Items from a dataset
↓

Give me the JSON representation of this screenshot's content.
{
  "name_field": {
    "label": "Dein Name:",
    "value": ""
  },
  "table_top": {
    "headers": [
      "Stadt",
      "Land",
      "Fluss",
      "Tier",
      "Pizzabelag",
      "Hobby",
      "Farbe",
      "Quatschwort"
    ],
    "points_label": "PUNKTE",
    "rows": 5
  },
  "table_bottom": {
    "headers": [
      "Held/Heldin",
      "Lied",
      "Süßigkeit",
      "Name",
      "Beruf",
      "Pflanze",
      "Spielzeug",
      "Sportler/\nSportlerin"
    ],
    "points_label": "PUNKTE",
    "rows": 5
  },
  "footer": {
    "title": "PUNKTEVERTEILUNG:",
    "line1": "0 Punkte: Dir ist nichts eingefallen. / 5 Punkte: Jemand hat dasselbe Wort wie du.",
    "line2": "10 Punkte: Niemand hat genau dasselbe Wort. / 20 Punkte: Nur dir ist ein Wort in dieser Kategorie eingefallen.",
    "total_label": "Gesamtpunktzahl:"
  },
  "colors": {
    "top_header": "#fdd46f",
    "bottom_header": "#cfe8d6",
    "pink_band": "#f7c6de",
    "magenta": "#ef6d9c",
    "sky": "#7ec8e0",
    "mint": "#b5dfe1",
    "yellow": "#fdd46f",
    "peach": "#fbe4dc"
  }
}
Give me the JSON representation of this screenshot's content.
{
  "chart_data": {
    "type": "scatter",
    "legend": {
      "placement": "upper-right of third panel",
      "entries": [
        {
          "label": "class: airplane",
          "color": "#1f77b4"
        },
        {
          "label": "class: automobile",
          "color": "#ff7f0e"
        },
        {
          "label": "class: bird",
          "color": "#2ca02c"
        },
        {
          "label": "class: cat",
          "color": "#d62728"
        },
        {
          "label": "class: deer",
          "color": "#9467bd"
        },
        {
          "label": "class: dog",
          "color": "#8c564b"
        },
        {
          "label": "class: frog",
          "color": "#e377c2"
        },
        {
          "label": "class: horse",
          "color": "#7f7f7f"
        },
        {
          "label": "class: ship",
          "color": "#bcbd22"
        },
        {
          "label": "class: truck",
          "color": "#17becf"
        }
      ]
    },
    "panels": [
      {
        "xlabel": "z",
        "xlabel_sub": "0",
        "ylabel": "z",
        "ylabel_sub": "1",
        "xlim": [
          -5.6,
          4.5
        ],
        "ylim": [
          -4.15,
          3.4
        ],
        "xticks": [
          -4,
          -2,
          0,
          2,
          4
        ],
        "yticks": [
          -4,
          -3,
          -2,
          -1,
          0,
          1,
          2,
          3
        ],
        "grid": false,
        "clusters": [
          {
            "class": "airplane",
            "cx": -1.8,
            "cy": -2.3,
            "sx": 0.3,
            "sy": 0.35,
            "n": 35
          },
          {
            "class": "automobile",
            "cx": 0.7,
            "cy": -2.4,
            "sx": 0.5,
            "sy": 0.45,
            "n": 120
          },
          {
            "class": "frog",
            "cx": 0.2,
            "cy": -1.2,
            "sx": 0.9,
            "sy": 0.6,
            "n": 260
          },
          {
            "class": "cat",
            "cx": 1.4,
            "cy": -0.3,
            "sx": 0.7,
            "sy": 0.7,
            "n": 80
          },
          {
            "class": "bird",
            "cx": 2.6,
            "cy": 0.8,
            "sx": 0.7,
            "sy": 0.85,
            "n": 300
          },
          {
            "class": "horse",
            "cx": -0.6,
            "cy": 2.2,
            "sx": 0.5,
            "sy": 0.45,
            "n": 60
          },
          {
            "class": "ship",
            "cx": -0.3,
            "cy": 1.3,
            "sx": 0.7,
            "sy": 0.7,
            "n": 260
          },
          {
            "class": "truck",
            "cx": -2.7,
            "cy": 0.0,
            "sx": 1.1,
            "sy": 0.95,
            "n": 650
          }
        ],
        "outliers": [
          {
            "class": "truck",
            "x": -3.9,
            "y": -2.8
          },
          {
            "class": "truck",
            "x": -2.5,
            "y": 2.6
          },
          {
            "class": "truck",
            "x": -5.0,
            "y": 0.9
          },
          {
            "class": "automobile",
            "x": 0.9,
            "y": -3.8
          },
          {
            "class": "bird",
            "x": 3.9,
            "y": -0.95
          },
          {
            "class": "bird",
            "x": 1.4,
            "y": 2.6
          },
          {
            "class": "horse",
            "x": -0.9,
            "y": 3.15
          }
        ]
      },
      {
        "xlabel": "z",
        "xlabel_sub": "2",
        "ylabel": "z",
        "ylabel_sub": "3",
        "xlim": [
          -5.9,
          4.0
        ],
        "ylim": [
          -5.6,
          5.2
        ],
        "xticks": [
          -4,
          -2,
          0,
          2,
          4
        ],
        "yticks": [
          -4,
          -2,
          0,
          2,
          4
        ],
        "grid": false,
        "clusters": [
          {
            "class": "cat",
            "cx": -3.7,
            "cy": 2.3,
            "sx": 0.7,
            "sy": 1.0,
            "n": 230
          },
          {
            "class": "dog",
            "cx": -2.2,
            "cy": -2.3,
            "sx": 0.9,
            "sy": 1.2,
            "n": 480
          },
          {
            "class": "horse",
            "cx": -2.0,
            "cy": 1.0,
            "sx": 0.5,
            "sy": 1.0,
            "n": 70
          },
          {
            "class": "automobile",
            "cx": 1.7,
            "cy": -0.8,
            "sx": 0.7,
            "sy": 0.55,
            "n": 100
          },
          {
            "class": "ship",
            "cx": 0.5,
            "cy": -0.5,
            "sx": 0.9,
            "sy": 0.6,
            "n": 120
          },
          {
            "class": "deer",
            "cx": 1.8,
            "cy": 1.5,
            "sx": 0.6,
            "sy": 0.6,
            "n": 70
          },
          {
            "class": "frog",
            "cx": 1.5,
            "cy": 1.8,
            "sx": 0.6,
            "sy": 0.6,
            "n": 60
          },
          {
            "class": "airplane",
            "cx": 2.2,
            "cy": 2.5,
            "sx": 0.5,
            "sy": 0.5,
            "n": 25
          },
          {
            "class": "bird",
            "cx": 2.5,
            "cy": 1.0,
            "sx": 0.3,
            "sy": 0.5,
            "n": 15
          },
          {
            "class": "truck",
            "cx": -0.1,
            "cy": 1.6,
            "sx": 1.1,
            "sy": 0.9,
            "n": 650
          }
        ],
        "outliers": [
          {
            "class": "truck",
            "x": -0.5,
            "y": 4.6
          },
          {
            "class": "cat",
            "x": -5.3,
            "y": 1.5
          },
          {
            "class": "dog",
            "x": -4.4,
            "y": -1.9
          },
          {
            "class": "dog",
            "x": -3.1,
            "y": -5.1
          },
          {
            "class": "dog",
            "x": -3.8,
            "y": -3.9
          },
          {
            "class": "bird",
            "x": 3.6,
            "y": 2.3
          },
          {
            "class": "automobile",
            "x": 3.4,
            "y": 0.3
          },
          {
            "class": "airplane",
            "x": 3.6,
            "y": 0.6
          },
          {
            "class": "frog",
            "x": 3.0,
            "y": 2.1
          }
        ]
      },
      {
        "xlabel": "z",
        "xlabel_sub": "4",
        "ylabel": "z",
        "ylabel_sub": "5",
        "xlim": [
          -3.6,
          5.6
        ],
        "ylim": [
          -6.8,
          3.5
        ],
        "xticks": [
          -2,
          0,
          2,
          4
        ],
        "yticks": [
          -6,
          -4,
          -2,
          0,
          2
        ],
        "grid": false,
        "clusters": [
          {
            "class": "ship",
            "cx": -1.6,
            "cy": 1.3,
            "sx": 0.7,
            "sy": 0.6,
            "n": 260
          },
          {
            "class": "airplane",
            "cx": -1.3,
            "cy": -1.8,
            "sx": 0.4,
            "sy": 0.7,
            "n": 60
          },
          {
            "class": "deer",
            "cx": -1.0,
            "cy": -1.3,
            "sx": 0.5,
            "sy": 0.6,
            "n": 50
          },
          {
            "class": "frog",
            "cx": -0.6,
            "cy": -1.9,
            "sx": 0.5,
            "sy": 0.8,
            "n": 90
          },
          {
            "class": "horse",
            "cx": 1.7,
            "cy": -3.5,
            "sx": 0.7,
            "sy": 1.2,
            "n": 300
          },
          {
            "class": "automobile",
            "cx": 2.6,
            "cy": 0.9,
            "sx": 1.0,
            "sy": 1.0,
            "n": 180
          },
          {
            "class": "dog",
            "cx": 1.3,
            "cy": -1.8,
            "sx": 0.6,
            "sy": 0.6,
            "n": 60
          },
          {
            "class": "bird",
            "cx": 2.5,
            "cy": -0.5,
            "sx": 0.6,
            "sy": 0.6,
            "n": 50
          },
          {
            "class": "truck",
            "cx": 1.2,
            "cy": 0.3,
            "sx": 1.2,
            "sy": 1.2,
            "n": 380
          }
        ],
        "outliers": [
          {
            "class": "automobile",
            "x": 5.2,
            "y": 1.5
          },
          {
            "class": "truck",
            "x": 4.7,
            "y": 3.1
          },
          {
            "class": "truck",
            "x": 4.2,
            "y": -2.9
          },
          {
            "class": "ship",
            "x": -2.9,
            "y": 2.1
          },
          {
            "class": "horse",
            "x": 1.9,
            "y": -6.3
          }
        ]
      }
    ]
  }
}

↑

Only lines with the string "dasselbe" belong in your answer; copy each one.

» **Exercise result**:
    "line1": "0 Punkte: Dir ist nichts eingefallen. / 5 Punkte: Jemand hat dasselbe Wort wie du.",
    "line2": "10 Punkte: Niemand hat genau dasselbe Wort. / 20 Punkte: Nur dir ist ein Wort in dieser Kategorie eingefallen.",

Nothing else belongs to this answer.